Report how many lines of the records below include the word "perro". Give nothing but the number.
== == ==
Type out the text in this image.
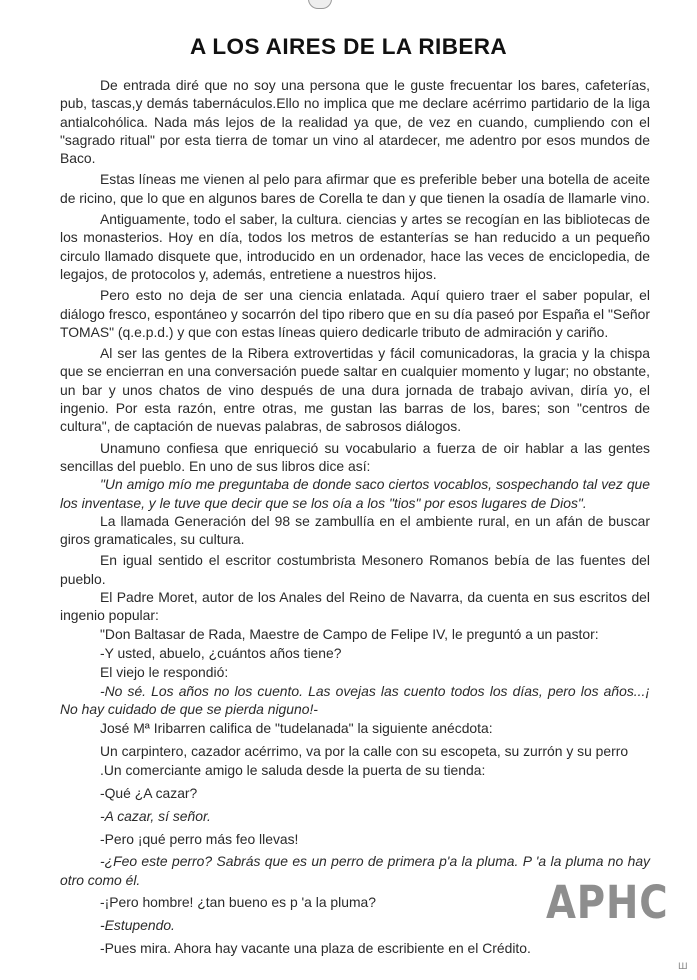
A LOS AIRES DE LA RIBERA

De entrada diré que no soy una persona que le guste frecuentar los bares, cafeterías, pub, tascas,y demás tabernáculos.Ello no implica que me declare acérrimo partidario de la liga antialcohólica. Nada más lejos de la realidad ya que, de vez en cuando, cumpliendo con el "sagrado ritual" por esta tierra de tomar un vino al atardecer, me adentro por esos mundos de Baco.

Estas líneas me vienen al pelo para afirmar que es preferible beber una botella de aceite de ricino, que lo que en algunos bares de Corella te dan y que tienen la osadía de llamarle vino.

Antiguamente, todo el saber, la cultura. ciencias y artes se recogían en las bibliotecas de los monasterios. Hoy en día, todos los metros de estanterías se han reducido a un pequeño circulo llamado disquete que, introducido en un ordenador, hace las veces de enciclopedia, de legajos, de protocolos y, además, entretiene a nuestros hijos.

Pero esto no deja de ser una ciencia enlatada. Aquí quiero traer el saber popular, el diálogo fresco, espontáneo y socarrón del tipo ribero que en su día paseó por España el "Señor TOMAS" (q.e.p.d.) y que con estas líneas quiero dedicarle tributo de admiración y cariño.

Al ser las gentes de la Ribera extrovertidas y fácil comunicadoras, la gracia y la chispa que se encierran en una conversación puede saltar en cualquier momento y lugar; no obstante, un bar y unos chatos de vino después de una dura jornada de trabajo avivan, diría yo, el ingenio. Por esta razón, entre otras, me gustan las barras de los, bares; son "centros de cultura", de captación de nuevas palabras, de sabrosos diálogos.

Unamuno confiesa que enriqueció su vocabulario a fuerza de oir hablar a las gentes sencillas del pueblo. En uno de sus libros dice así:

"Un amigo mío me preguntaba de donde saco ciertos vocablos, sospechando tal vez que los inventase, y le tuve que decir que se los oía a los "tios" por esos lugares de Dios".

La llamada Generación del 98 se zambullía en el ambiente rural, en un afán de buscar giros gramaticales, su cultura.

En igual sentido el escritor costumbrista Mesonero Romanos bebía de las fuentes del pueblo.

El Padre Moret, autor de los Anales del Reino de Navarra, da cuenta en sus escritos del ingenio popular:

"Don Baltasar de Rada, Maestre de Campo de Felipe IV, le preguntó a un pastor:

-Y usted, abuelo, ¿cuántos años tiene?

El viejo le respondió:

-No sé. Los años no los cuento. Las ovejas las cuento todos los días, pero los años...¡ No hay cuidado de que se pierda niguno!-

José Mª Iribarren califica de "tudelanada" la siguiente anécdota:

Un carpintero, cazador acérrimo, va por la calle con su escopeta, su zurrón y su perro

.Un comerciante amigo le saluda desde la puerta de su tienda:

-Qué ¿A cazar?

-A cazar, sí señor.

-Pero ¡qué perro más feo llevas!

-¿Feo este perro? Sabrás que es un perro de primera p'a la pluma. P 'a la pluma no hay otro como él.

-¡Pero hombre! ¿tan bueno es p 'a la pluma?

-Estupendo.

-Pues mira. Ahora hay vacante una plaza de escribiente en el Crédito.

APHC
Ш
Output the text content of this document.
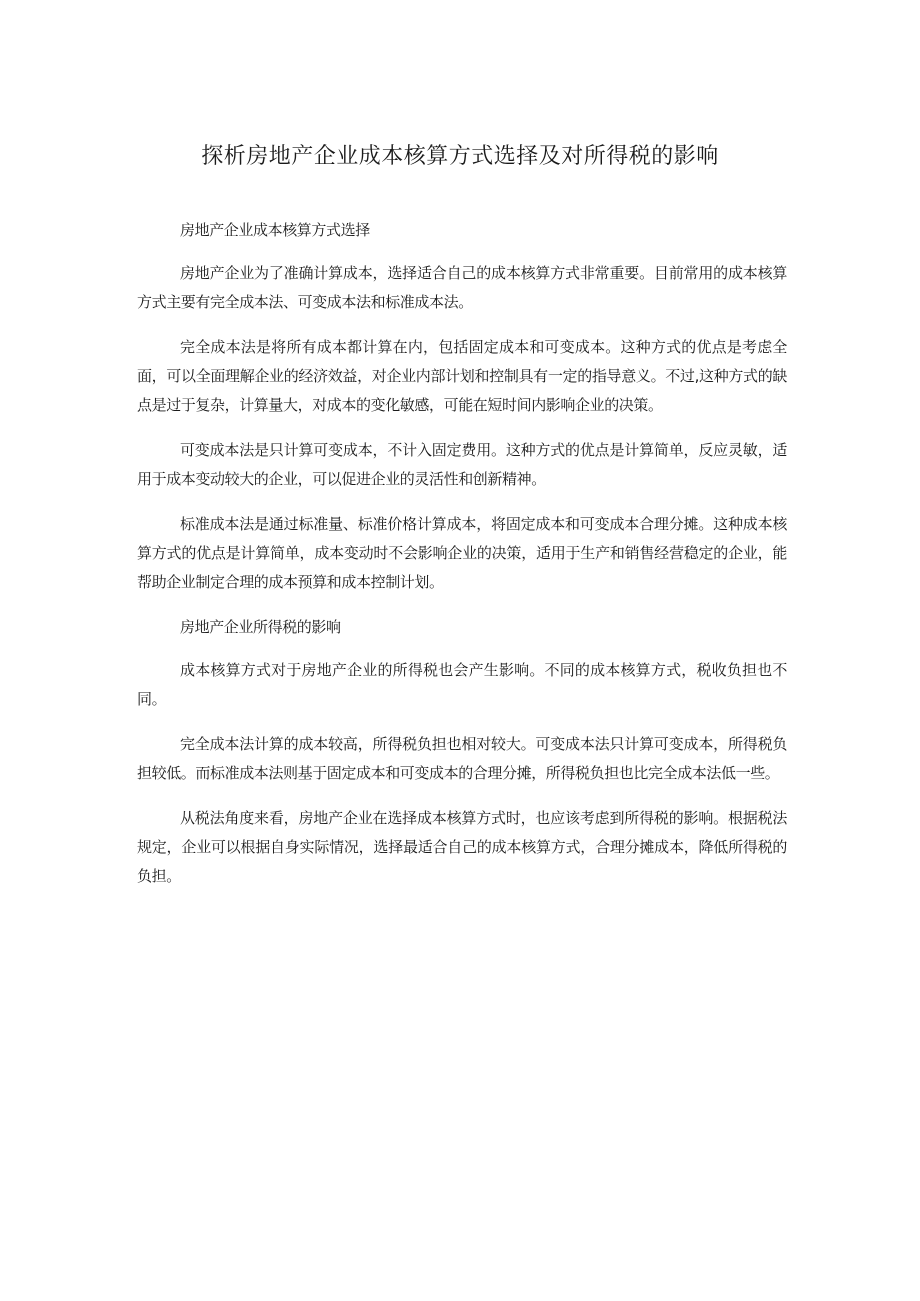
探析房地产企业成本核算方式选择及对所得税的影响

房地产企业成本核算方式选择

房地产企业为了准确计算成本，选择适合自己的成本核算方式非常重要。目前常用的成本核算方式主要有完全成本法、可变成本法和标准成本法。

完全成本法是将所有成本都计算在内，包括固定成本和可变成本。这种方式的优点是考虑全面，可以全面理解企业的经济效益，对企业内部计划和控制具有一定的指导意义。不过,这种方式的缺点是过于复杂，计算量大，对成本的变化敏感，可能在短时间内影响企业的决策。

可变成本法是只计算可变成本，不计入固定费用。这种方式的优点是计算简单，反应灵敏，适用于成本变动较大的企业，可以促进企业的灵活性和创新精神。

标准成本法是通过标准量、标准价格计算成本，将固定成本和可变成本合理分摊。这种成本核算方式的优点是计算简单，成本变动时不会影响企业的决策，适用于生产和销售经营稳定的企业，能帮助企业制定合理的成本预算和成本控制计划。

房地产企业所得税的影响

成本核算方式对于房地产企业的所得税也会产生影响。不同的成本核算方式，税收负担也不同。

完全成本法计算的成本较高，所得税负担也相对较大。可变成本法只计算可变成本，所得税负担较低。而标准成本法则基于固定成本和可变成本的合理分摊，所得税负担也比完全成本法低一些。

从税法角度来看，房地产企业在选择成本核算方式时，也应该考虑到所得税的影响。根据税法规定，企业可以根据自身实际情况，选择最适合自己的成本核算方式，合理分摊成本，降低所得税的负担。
== == ==
- [CORRECT RESULT] 3